§ EXERCISE OBJECTIVE: Print each line of the listing once more, precisely as given.

§ DATA FOR THIS TASK:
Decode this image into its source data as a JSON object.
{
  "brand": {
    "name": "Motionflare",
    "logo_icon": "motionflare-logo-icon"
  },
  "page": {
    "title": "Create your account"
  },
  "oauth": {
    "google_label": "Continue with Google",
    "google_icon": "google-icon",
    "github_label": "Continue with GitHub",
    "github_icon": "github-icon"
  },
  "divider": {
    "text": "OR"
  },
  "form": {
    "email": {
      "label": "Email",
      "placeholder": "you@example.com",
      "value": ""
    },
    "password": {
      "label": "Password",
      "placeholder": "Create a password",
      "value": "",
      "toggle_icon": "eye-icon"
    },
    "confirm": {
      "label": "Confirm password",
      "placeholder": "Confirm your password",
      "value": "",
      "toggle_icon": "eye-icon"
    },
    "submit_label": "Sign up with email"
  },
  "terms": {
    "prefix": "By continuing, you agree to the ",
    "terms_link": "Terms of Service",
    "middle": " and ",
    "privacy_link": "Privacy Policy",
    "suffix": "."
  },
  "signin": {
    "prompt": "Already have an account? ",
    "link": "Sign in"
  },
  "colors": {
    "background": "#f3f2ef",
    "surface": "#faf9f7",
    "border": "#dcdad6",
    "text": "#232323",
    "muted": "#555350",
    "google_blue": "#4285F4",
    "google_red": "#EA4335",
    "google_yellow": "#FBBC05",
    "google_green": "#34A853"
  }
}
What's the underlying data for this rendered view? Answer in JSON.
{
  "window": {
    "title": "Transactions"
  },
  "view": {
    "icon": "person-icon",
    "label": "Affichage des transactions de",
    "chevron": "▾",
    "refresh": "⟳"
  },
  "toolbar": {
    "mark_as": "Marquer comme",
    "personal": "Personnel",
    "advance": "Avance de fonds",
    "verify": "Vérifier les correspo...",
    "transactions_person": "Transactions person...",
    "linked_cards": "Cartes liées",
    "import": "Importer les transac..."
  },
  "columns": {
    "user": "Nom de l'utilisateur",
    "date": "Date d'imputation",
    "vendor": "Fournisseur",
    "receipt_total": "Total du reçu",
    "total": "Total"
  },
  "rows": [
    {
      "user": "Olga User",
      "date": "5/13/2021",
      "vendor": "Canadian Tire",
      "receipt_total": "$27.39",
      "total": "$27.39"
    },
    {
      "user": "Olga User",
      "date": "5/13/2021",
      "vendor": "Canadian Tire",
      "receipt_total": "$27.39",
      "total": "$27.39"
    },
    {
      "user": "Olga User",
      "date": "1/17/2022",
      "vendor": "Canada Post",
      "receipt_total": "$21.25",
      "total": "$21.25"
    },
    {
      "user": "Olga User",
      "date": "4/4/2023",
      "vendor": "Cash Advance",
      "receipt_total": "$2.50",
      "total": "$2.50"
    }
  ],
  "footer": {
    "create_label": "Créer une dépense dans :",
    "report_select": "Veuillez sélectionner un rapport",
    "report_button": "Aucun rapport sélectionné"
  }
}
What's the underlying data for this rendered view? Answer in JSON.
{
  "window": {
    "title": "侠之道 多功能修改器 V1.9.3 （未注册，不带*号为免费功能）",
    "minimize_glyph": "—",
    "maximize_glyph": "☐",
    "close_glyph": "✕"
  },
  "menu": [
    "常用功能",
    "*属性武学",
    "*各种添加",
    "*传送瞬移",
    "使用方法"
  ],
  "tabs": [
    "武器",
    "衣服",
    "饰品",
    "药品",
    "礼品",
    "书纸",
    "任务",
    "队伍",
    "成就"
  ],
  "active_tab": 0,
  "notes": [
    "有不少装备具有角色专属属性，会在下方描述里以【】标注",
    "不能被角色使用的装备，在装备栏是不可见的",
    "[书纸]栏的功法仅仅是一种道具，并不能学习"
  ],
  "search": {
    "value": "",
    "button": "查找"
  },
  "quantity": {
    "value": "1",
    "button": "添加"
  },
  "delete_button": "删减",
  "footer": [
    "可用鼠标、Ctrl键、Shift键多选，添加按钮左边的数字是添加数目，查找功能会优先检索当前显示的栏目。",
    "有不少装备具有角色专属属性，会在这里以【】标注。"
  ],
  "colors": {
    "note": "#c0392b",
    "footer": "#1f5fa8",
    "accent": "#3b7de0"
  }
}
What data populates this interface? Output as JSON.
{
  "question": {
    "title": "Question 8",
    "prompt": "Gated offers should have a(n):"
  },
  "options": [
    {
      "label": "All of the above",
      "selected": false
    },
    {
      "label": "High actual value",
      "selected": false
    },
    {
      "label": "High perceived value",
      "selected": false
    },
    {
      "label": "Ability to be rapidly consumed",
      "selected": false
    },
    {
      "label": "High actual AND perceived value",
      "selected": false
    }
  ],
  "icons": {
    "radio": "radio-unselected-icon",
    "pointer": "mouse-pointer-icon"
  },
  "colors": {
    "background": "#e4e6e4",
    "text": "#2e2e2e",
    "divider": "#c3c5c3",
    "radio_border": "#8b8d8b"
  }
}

§ CORRECT ANSWER:
Decode this image into its source data as a JSON object.
{
  "brand": {
    "name": "Motionflare",
    "logo_icon": "motionflare-logo-icon"
  },
  "page": {
    "title": "Create your account"
  },
  "oauth": {
    "google_label": "Continue with Google",
    "google_icon": "google-icon",
    "github_label": "Continue with GitHub",
    "github_icon": "github-icon"
  },
  "divider": {
    "text": "OR"
  },
  "form": {
    "email": {
      "label": "Email",
      "placeholder": "you@example.com",
      "value": ""
    },
    "password": {
      "label": "Password",
      "placeholder": "Create a password",
      "value": "",
      "toggle_icon": "eye-icon"
    },
    "confirm": {
      "label": "Confirm password",
      "placeholder": "Confirm your password",
      "value": "",
      "toggle_icon": "eye-icon"
    },
    "submit_label": "Sign up with email"
  },
  "terms": {
    "prefix": "By continuing, you agree to the ",
    "terms_link": "Terms of Service",
    "middle": " and ",
    "privacy_link": "Privacy Policy",
    "suffix": "."
  },
  "signin": {
    "prompt": "Already have an account? ",
    "link": "Sign in"
  },
  "colors": {
    "background": "#f3f2ef",
    "surface": "#faf9f7",
    "border": "#dcdad6",
    "text": "#232323",
    "muted": "#555350",
    "google_blue": "#4285F4",
    "google_red": "#EA4335",
    "google_yellow": "#FBBC05",
    "google_green": "#34A853"
  }
}
What's the underlying data for this rendered view? Answer in JSON.
{
  "window": {
    "title": "Transactions"
  },
  "view": {
    "icon": "person-icon",
    "label": "Affichage des transactions de",
    "chevron": "▾",
    "refresh": "⟳"
  },
  "toolbar": {
    "mark_as": "Marquer comme",
    "personal": "Personnel",
    "advance": "Avance de fonds",
    "verify": "Vérifier les correspo...",
    "transactions_person": "Transactions person...",
    "linked_cards": "Cartes liées",
    "import": "Importer les transac..."
  },
  "columns": {
    "user": "Nom de l'utilisateur",
    "date": "Date d'imputation",
    "vendor": "Fournisseur",
    "receipt_total": "Total du reçu",
    "total": "Total"
  },
  "rows": [
    {
      "user": "Olga User",
      "date": "5/13/2021",
      "vendor": "Canadian Tire",
      "receipt_total": "$27.39",
      "total": "$27.39"
    },
    {
      "user": "Olga User",
      "date": "5/13/2021",
      "vendor": "Canadian Tire",
      "receipt_total": "$27.39",
      "total": "$27.39"
    },
    {
      "user": "Olga User",
      "date": "1/17/2022",
      "vendor": "Canada Post",
      "receipt_total": "$21.25",
      "total": "$21.25"
    },
    {
      "user": "Olga User",
      "date": "4/4/2023",
      "vendor": "Cash Advance",
      "receipt_total": "$2.50",
      "total": "$2.50"
    }
  ],
  "footer": {
    "create_label": "Créer une dépense dans :",
    "report_select": "Veuillez sélectionner un rapport",
    "report_button": "Aucun rapport sélectionné"
  }
}
What's the underlying data for this rendered view? Answer in JSON.
{
  "window": {
    "title": "侠之道 多功能修改器 V1.9.3 （未注册，不带*号为免费功能）",
    "minimize_glyph": "—",
    "maximize_glyph": "☐",
    "close_glyph": "✕"
  },
  "menu": [
    "常用功能",
    "*属性武学",
    "*各种添加",
    "*传送瞬移",
    "使用方法"
  ],
  "tabs": [
    "武器",
    "衣服",
    "饰品",
    "药品",
    "礼品",
    "书纸",
    "任务",
    "队伍",
    "成就"
  ],
  "active_tab": 0,
  "notes": [
    "有不少装备具有角色专属属性，会在下方描述里以【】标注",
    "不能被角色使用的装备，在装备栏是不可见的",
    "[书纸]栏的功法仅仅是一种道具，并不能学习"
  ],
  "search": {
    "value": "",
    "button": "查找"
  },
  "quantity": {
    "value": "1",
    "button": "添加"
  },
  "delete_button": "删减",
  "footer": [
    "可用鼠标、Ctrl键、Shift键多选，添加按钮左边的数字是添加数目，查找功能会优先检索当前显示的栏目。",
    "有不少装备具有角色专属属性，会在这里以【】标注。"
  ],
  "colors": {
    "note": "#c0392b",
    "footer": "#1f5fa8",
    "accent": "#3b7de0"
  }
}
What data populates this interface? Output as JSON.
{
  "question": {
    "title": "Question 8",
    "prompt": "Gated offers should have a(n):"
  },
  "options": [
    {
      "label": "All of the above",
      "selected": false
    },
    {
      "label": "High actual value",
      "selected": false
    },
    {
      "label": "High perceived value",
      "selected": false
    },
    {
      "label": "Ability to be rapidly consumed",
      "selected": false
    },
    {
      "label": "High actual AND perceived value",
      "selected": false
    }
  ],
  "icons": {
    "radio": "radio-unselected-icon",
    "pointer": "mouse-pointer-icon"
  },
  "colors": {
    "background": "#e4e6e4",
    "text": "#2e2e2e",
    "divider": "#c3c5c3",
    "radio_border": "#8b8d8b"
  }
}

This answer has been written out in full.